• **Task description**: Filter this material down to the lines that hold "JSON", copying each one.

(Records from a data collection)
▼

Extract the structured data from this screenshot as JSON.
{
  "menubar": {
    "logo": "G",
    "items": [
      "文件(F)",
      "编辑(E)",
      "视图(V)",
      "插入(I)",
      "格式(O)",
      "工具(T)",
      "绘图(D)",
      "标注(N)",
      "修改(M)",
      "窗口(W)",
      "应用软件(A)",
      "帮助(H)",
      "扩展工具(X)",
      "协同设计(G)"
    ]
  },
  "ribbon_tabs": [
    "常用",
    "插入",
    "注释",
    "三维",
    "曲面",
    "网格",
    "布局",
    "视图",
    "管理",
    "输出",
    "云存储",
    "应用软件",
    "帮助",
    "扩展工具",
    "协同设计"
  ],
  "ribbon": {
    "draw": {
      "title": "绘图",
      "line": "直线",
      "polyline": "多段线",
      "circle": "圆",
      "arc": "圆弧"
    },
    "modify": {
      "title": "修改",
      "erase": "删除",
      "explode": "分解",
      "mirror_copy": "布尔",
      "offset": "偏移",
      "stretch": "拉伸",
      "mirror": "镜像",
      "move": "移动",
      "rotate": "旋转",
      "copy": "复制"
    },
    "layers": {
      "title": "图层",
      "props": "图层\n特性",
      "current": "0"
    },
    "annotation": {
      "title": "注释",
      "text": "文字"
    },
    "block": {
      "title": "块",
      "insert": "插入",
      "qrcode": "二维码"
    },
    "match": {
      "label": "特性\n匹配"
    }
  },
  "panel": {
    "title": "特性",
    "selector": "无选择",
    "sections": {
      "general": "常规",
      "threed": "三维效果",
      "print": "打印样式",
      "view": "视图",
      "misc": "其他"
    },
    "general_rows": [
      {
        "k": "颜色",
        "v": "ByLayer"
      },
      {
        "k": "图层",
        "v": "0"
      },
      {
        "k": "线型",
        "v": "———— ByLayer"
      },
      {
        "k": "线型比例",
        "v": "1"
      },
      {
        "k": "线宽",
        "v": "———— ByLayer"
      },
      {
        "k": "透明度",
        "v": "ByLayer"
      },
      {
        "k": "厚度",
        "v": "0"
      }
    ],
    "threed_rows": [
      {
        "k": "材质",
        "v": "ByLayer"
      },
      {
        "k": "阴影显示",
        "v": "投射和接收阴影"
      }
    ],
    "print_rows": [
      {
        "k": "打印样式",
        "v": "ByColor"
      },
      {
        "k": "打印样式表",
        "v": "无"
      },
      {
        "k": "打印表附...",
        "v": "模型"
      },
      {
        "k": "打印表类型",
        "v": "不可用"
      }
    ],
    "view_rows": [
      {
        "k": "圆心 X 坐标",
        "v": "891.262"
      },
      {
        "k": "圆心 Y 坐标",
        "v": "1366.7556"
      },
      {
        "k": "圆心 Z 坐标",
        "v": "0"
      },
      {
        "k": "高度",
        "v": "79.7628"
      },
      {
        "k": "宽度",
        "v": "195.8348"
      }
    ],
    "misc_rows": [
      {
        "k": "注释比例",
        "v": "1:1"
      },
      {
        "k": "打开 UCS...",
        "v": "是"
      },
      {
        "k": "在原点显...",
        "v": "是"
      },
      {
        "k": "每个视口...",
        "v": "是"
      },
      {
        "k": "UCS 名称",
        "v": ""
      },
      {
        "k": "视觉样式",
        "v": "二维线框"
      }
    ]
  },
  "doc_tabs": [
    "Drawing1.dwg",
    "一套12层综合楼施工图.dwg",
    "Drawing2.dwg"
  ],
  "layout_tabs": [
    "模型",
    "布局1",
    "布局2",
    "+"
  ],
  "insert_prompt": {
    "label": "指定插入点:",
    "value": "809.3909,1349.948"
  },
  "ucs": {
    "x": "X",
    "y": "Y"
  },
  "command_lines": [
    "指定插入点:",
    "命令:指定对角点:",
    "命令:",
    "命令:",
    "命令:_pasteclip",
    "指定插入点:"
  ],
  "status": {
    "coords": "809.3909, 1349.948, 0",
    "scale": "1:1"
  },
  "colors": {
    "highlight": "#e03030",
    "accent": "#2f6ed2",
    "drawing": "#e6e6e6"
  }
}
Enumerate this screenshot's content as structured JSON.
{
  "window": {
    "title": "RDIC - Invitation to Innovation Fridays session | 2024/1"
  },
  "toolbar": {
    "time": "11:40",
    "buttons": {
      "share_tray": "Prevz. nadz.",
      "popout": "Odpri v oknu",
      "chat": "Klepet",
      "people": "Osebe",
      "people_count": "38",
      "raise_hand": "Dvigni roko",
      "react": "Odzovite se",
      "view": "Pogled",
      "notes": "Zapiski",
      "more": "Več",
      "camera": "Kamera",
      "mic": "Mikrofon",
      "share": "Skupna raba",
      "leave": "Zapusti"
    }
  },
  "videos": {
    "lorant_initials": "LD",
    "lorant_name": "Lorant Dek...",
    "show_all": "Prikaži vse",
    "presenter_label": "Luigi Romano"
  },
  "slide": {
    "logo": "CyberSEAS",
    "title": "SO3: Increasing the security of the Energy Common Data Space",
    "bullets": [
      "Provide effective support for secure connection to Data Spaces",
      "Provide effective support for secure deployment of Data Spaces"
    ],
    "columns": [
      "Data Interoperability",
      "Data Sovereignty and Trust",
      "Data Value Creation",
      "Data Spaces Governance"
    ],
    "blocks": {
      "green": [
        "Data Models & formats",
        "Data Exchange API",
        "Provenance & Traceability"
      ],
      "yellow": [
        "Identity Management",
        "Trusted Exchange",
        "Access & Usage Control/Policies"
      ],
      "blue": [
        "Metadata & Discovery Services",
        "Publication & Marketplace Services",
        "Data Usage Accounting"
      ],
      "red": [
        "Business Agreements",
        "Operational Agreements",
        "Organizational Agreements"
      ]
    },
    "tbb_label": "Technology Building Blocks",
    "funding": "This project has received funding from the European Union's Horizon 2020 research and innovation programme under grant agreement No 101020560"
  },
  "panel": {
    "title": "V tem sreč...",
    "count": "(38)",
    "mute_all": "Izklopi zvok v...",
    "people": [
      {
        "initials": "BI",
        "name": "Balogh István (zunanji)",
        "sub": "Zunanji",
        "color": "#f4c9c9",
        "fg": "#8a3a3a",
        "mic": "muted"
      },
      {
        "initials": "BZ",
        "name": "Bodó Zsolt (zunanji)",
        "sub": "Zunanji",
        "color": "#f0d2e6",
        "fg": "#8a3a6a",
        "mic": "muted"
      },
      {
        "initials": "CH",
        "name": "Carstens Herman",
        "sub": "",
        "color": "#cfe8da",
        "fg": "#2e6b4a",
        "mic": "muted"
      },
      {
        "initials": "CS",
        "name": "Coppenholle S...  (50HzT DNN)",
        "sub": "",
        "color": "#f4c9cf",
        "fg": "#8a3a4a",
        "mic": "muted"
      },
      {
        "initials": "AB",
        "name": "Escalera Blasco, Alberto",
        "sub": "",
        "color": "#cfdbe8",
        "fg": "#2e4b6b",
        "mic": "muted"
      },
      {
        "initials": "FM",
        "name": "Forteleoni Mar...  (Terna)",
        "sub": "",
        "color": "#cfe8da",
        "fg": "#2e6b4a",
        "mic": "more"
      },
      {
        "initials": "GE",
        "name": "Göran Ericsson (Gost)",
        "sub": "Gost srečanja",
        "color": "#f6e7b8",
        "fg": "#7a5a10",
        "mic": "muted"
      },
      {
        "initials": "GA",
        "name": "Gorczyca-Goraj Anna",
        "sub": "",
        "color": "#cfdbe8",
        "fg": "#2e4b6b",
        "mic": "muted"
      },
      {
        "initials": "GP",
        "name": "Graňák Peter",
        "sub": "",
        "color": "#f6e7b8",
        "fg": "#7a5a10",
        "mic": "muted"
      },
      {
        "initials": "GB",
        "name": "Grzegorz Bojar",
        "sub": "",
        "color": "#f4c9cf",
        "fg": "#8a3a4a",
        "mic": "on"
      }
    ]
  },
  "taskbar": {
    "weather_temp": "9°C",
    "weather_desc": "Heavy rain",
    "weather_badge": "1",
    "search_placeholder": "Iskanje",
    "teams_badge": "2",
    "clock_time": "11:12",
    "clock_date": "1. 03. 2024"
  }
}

▲

• **Full answer**:
Extract the structured data from this screenshot as JSON.
Enumerate this screenshot's content as structured JSON.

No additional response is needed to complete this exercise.